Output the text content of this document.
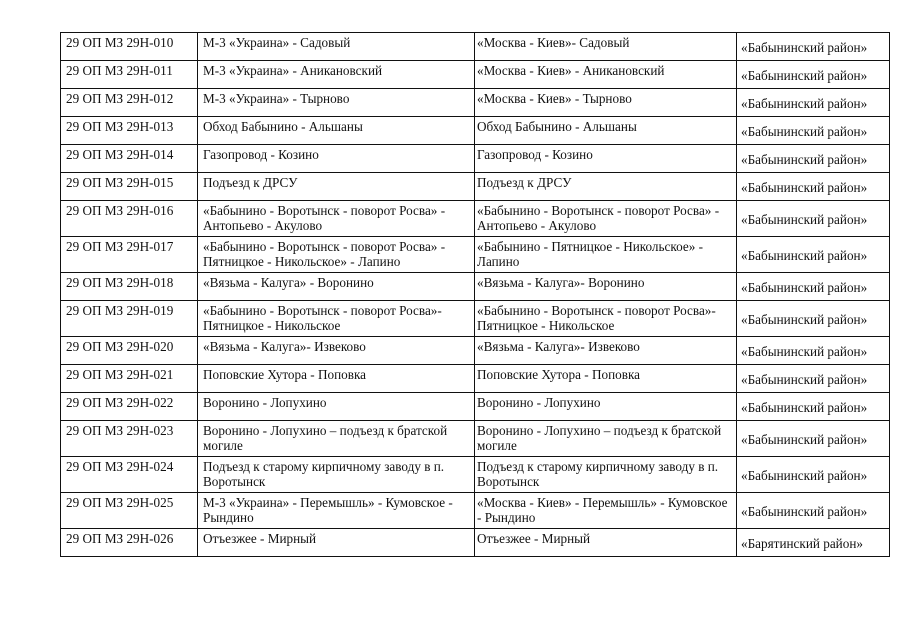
29 ОП МЗ 29Н-010	М-3 «Украина» - Садовый	«Москва - Киев»- Садовый	«Бабынинский район»
29 ОП МЗ 29Н-011	М-3 «Украина» - Аникановский	«Москва - Киев» - Аникановский	«Бабынинский район»
29 ОП МЗ 29Н-012	М-3 «Украина» - Тырново	«Москва - Киев» - Тырново	«Бабынинский район»
29 ОП МЗ 29Н-013	Обход Бабынино - Альшаны	Обход Бабынино - Альшаны	«Бабынинский район»
29 ОП МЗ 29Н-014	Газопровод - Козино	Газопровод - Козино	«Бабынинский район»
29 ОП МЗ 29Н-015	Подъезд к ДРСУ	Подъезд к ДРСУ	«Бабынинский район»
29 ОП МЗ 29Н-016	«Бабынино - Воротынск - поворот Росва» - Антопьево - Акулово	«Бабынино - Воротынск - поворот Росва» - Антопьево - Акулово	«Бабынинский район»
29 ОП МЗ 29Н-017	«Бабынино - Воротынск - поворот Росва» - Пятницкое - Никольское» - Лапино	«Бабынино - Пятницкое - Никольское» - Лапино	«Бабынинский район»
29 ОП МЗ 29Н-018	«Вязьма - Калуга» - Воронино	«Вязьма - Калуга»- Воронино	«Бабынинский район»
29 ОП МЗ 29Н-019	«Бабынино - Воротынск - поворот Росва»- Пятницкое - Никольское	«Бабынино - Воротынск - поворот Росва»- Пятницкое - Никольское	«Бабынинский район»
29 ОП МЗ 29Н-020	«Вязьма - Калуга»- Извеково	«Вязьма - Калуга»- Извеково	«Бабынинский район»
29 ОП МЗ 29Н-021	Поповские Хутора - Поповка	Поповские Хутора - Поповка	«Бабынинский район»
29 ОП МЗ 29Н-022	Воронино - Лопухино	Воронино - Лопухино	«Бабынинский район»
29 ОП МЗ 29Н-023	Воронино - Лопухино – подъезд к братской могиле	Воронино - Лопухино – подъезд к братской могиле	«Бабынинский район»
29 ОП МЗ 29Н-024	Подъезд к старому кирпичному заводу в п. Воротынск	Подъезд к старому кирпичному заводу в п. Воротынск	«Бабынинский район»
29 ОП МЗ 29Н-025	М-3 «Украина» - Перемышль» - Кумовское - Рындино	«Москва - Киев» - Перемышль» - Кумовское - Рындино	«Бабынинский район»
29 ОП МЗ 29Н-026	Отъезжее - Мирный	Отъезжее - Мирный	«Барятинский район»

▬▬▬▬▬▬▬▬▬▬

Reproduce each line exactly as it appears, omitting the pictures.

Output the text content of this document.
29 ОП МЗ 29Н-010	М-3 «Украина» - Садовый	«Москва - Киев»- Садовый	«Бабынинский район»
29 ОП МЗ 29Н-011	М-3 «Украина» - Аникановский	«Москва - Киев» - Аникановский	«Бабынинский район»
29 ОП МЗ 29Н-012	М-3 «Украина» - Тырново	«Москва - Киев» - Тырново	«Бабынинский район»
29 ОП МЗ 29Н-013	Обход Бабынино - Альшаны	Обход Бабынино - Альшаны	«Бабынинский район»
29 ОП МЗ 29Н-014	Газопровод - Козино	Газопровод - Козино	«Бабынинский район»
29 ОП МЗ 29Н-015	Подъезд к ДРСУ	Подъезд к ДРСУ	«Бабынинский район»
29 ОП МЗ 29Н-016	«Бабынино - Воротынск - поворот Росва» - Антопьево - Акулово	«Бабынино - Воротынск - поворот Росва» - Антопьево - Акулово	«Бабынинский район»
29 ОП МЗ 29Н-017	«Бабынино - Воротынск - поворот Росва» - Пятницкое - Никольское» - Лапино	«Бабынино - Пятницкое - Никольское» - Лапино	«Бабынинский район»
29 ОП МЗ 29Н-018	«Вязьма - Калуга» - Воронино	«Вязьма - Калуга»- Воронино	«Бабынинский район»
29 ОП МЗ 29Н-019	«Бабынино - Воротынск - поворот Росва»- Пятницкое - Никольское	«Бабынино - Воротынск - поворот Росва»- Пятницкое - Никольское	«Бабынинский район»
29 ОП МЗ 29Н-020	«Вязьма - Калуга»- Извеково	«Вязьма - Калуга»- Извеково	«Бабынинский район»
29 ОП МЗ 29Н-021	Поповские Хутора - Поповка	Поповские Хутора - Поповка	«Бабынинский район»
29 ОП МЗ 29Н-022	Воронино - Лопухино	Воронино - Лопухино	«Бабынинский район»
29 ОП МЗ 29Н-023	Воронино - Лопухино – подъезд к братской могиле	Воронино - Лопухино – подъезд к братской могиле	«Бабынинский район»
29 ОП МЗ 29Н-024	Подъезд к старому кирпичному заводу в п. Воротынск	Подъезд к старому кирпичному заводу в п. Воротынск	«Бабынинский район»
29 ОП МЗ 29Н-025	М-3 «Украина» - Перемышль» - Кумовское - Рындино	«Москва - Киев» - Перемышль» - Кумовское - Рындино	«Бабынинский район»
29 ОП МЗ 29Н-026	Отъезжее - Мирный	Отъезжее - Мирный	«Барятинский район»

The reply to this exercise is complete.